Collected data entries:
## Begin

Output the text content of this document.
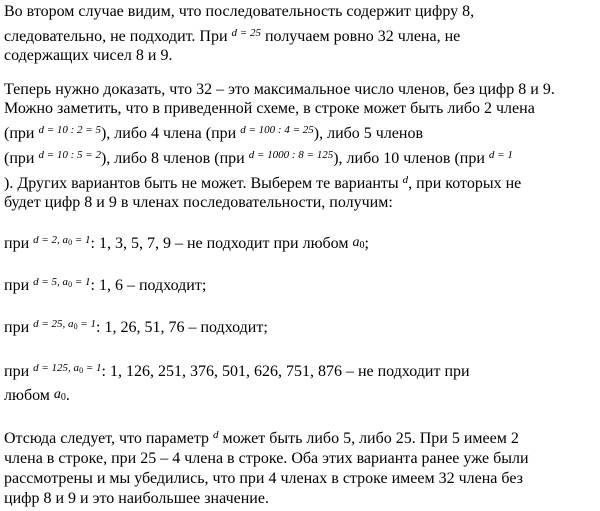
Во втором случае видим, что последовательность содержит цифру 8,
следовательно, не подходит. При d = 25 получаем ровно 32 члена, не
содержащих чисел 8 и 9.
Теперь нужно доказать, что 32 – это максимальное число членов, без цифр 8 и 9.
Можно заметить, что в приведенной схеме, в строке может быть либо 2 члена
(при d = 10 : 2 = 5), либо 4 члена (при d = 100 : 4 = 25), либо 5 членов
(при d = 10 : 5 = 2), либо 8 членов (при d = 1000 : 8 = 125), либо 10 членов (при d = 1
). Других вариантов быть не может. Выберем те варианты d, при которых не
будет цифр 8 и 9 в членах последовательности, получим:
при d = 2, $a_0 = 1$: 1, 3, 5, 7, 9 – не подходит при любом $a_0$;
при d = 5, $a_0 = 1$: 1, 6 – подходит;
при d = 25, $a_0 = 1$: 1, 26, 51, 76 – подходит;
при d = 125, $a_0 = 1$: 1, 126, 251, 376, 501, 626, 751, 876 – не подходит при
любом $a_0$.
Отсюда следует, что параметр d может быть либо 5, либо 25. При 5 имеем 2
члена в строке, при 25 – 4 члена в строке. Оба этих варианта ранее уже были
рассмотрены и мы убедились, что при 4 членах в строке имеем 32 члена без
цифр 8 и 9 и это наибольшее значение.
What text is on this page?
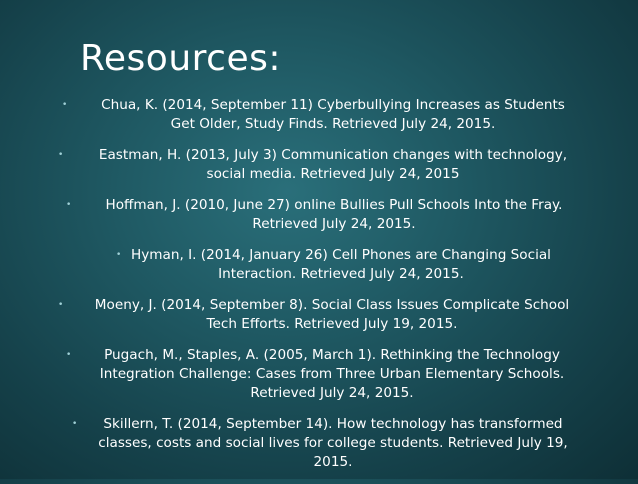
Resources:
•	Chua, K. (2014, September 11) Cyberbullying Increases as Students
Get Older, Study Finds. Retrieved July 24, 2015.
•	Eastman, H. (2013, July 3) Communication changes with technology,
social media. Retrieved July 24, 2015
•	Hoffman, J. (2010, June 27) online Bullies Pull Schools Into the Fray.
Retrieved July 24, 2015.
• Hyman, I. (2014, January 26) Cell Phones are Changing Social
Interaction. Retrieved July 24, 2015.
•	Moeny, J. (2014, September 8). Social Class Issues Complicate School
Tech Efforts. Retrieved July 19, 2015.
•	Pugach, M., Staples, A. (2005, March 1). Rethinking the Technology
Integration Challenge: Cases from Three Urban Elementary Schools.
Retrieved July 24, 2015.
•	Skillern, T. (2014, September 14). How technology has transformed
classes, costs and social lives for college students. Retrieved July 19,
2015.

## End

▶ Written request
All of the entries above should be copied exactly, except for the pictures.

▶ Response to this task
Output the text content of this document.
Во втором случае видим, что последовательность содержит цифру 8,
следовательно, не подходит. При d = 25 получаем ровно 32 члена, не
содержащих чисел 8 и 9.
Теперь нужно доказать, что 32 – это максимальное число членов, без цифр 8 и 9.
Можно заметить, что в приведенной схеме, в строке может быть либо 2 члена
(при d = 10 : 2 = 5), либо 4 члена (при d = 100 : 4 = 25), либо 5 членов
(при d = 10 : 5 = 2), либо 8 членов (при d = 1000 : 8 = 125), либо 10 членов (при d = 1
). Других вариантов быть не может. Выберем те варианты d, при которых не
будет цифр 8 и 9 в членах последовательности, получим:
при d = 2, $a_0 = 1$: 1, 3, 5, 7, 9 – не подходит при любом $a_0$;
при d = 5, $a_0 = 1$: 1, 6 – подходит;
при d = 25, $a_0 = 1$: 1, 26, 51, 76 – подходит;
при d = 125, $a_0 = 1$: 1, 126, 251, 376, 501, 626, 751, 876 – не подходит при
любом $a_0$.
Отсюда следует, что параметр d может быть либо 5, либо 25. При 5 имеем 2
члена в строке, при 25 – 4 члена в строке. Оба этих варианта ранее уже были
рассмотрены и мы убедились, что при 4 членах в строке имеем 32 члена без
цифр 8 и 9 и это наибольшее значение.
What text is on this page?
Resources:
•	Chua, K. (2014, September 11) Cyberbullying Increases as Students
Get Older, Study Finds. Retrieved July 24, 2015.
•	Eastman, H. (2013, July 3) Communication changes with technology,
social media. Retrieved July 24, 2015
•	Hoffman, J. (2010, June 27) online Bullies Pull Schools Into the Fray.
Retrieved July 24, 2015.
• Hyman, I. (2014, January 26) Cell Phones are Changing Social
Interaction. Retrieved July 24, 2015.
•	Moeny, J. (2014, September 8). Social Class Issues Complicate School
Tech Efforts. Retrieved July 19, 2015.
•	Pugach, M., Staples, A. (2005, March 1). Rethinking the Technology
Integration Challenge: Cases from Three Urban Elementary Schools.
Retrieved July 24, 2015.
•	Skillern, T. (2014, September 14). How technology has transformed
classes, costs and social lives for college students. Retrieved July 19,
2015.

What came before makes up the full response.